TEXTABSCHNITT.
==========

Antikriegsproteste in Russland: Putins Lügengebäude wackelt

So wenig, wie Putin die Ukrai­ne­r*in­nen kennt, die sich nicht „befreit“ fühlen, so schlecht kennt er offensichtlich auch seine eigenen Landsleute.

Jelena Osipowa wird von behemlten Polizisten abegführt

Die 77-jährige Aktivistin Jelena Osipowa wird am 2. März in Sankt Petersburg abgeführt Foto: Stringer/Reuters

Russland feuert aus allen Rohren – auch auf seine eigene Bevölkerung. Wie entfesselt lässt die Staatsführung auf alle eindreschen, die es wagen, ihre Stimme gegen den wahnwitzigen Angriff auf die Ukraine zu erheben. Sei es nun die 77-jährige Aktivistin Jelena Osipowa, zwei Mütter mit ihren Kindern oder Menschen, die des Nachts ihren Widerstand mit Graffitis und Aufklebern zu Protokoll geben – es macht keinen Unterschied mehr. Die Anzahl von Festnahmen hat die Tausender-Marke längst überschritten und der Terror wird weitergehen.

Auch an anderen Fronten munitioniert sich der Kreml. Kritische Medien wie Doschd oder Echo Moskwy, die es gewagt haben, den Krieg auch als solchen zu benennen, werden kurzerhand abgeschaltet. Künftig drohen 15 Jahre Haft für die Verbreitung von „Fake-News“ über die Invasion russischer Truppen in das Nachbarland.

Die Teilnahme an Antikriegsdemonstrationen erfüllt fortan den Straftatbestand des Extremismus und zieht knallharte Konsequenzen nach sich. In einer landesweiten Online-Aktion diese Woche werden russischen Schü­le­r*in­nen mit dem Agitprop des Kreml bombardiert – Tenor: Warum die „Befreiungsmission“ der glorreichen russischen Armee unabdingbar und wo der wahre Aggressor zu suchen ist.

==========

(Element- und Boxlisten)
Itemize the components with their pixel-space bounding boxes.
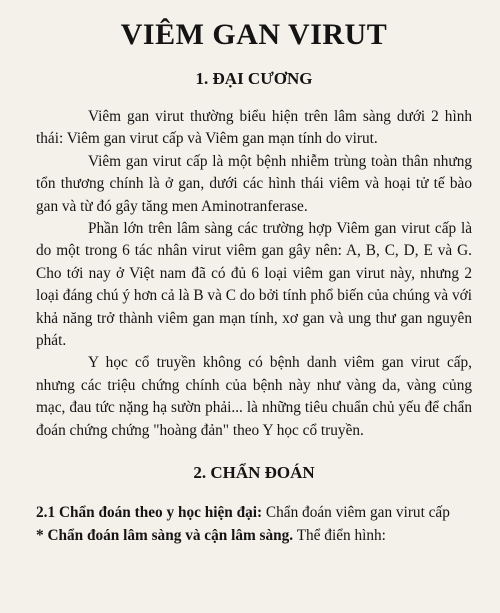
- document-title: VIÊM GAN VIRUT: [120, 18, 388, 51]
- section-heading-dai-cuong: 1. ĐẠI CƯƠNG: [195, 69, 313, 88]
- paragraph-4: Y học cổ truyền không có bệnh danh viêm gan virut cấp, nhưng các triệu chứng chính của bệnh này như vàng da, vàng củng mạc, đau tức nặng hạ sườn phải... là những tiêu chuẩn chủ yếu để chẩn đoán chứng chứng "hoàng đản" theo Y học cổ truyền.: [36, 354, 472, 439]
- subsection-2-1: [36, 502, 472, 525]
- subsection-2-1-text: Chẩn đoán viêm gan virut cấp: [262, 504, 450, 522]
- paragraph-3: Phần lớn trên lâm sàng các trường hợp Viêm gan virut cấp là do một trong 6 tác nhân virut viêm gan gây nên: A, B, C, D, E và G. Cho tới nay ở Việt nam đã có đủ 6 loại viêm gan virut này, nhưng 2 loại đáng chú ý hơn cả là B và C do bởi tính phổ biến của chúng và với khả năng trở thành viêm gan mạn tính, xơ gan và ung thư gan nguyên phát.: [36, 220, 472, 350]
- subsection-2-1-label: 2.1 Chẩn đoán theo y học hiện đại:: [36, 504, 263, 522]
- section-heading-chan-doan: 2. CHẨN ĐOÁN: [193, 463, 315, 483]
- paragraph-1: Viêm gan virut thường biểu hiện trên lâm sàng dưới 2 hình thái: Viêm gan virut cấp và Viêm gan mạn tính do virut.: [36, 108, 472, 148]
- subsection-clinical-label: * Chẩn đoán lâm sàng và cận lâm sàng.: [36, 526, 294, 544]
- paragraph-2: Viêm gan virut cấp là một bệnh nhiễm trùng toàn thân nhưng tổn thương chính là ở gan, dưới các hình thái viêm và hoại tử tế bào gan và từ đó gây tăng men Aminotranferase.: [36, 152, 472, 215]
- subsection-clinical: [36, 525, 472, 548]
- subsection-clinical-text: Thể điển hình:: [293, 526, 386, 544]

==========

AUFGABEN.
1. Gib einen Teil des Textes über die Antikriegsproteste in Russland wortgetreu wieder: Setze bei den Worten „Auch an anderen“ ein und ende nach „in das Nachbarland.“.
2. Welche kritischen Medien werden im Text über die Antikriegsproteste in Russland als abgeschaltet genannt?
3. Führe den Text über die Antikriegsproteste in Russland im Anschluss an seinen letzten Satz weiter.
Die Datensätze stehen in keinem Zusammenhang mit dem Text über die Antikriegsproteste in Russland.

ANTWORTEN PRO AUFGABE.
1.
Auch an anderen Fronten munitioniert sich der Kreml. Kritische Medien wie Doschd oder Echo Moskwy, die es gewagt haben, den Krieg auch als solchen zu benennen, werden kurzerhand abgeschaltet. Künftig drohen 15 Jahre Haft für die Verbreitung von „Fake-News“ über die Invasion russischer Truppen in das Nachbarland.

2. Doschd und Echo Moskwy.

3.
Doch ob alle diese Maßnahmen die gewünschte Wirkung entfalten, darf bezweifelt werden. So wenig, wie Präsident Wladimir Putin die Ukrai­ne­r*in­nen kennt, die seine Truppen zur Begrüßung nicht mit Brot und Salz empfangen haben, so schlecht kennt er offensichtlich auch seine eigenen Landsleute.

Will heißen: Offensichtlich hat das Lügengebäude, die „Spezialoperation“ diene der Demilitarisierung und „Entnazifizierung“ der Ukraine, erste Risse bekommen. Weitere dürften hinzukommen, jetzt, wo tote Soldaten in ihre Heimat zurückkehren, die angeblich an einem Manöver teilnehmen sollten. Nichtregierungsorganisationen, wie die nimmermüden Soldatenmütter, haben bereits im Zuge der beiden Tschetschenienkriege und der Kämpfe in der Ostukraine ab 2014 bewiesen, wozu sie in der Lage sind.

Trotz aller Verzweiflung und Fassungslosigkeit ob des Grauens, das sich dieser Tage in der Ukraine abspielt und schon viele Menschenleben gekostet hat: Es verbietet sich, alle Rus­s*in­nen in Bausch und Bogen zu verdammen und sie der Apathie und Teilnahmslosigkeit zu zeihen. Denn es gibt sie – diejenigen, die sich diesem Krieg entgegenstellen und dafür Leib und Leben riskieren. Und es könnten mehr werden. Sie tun es für die Ukraine, aber auch für sich selbst und ein anderes Leben in Russland.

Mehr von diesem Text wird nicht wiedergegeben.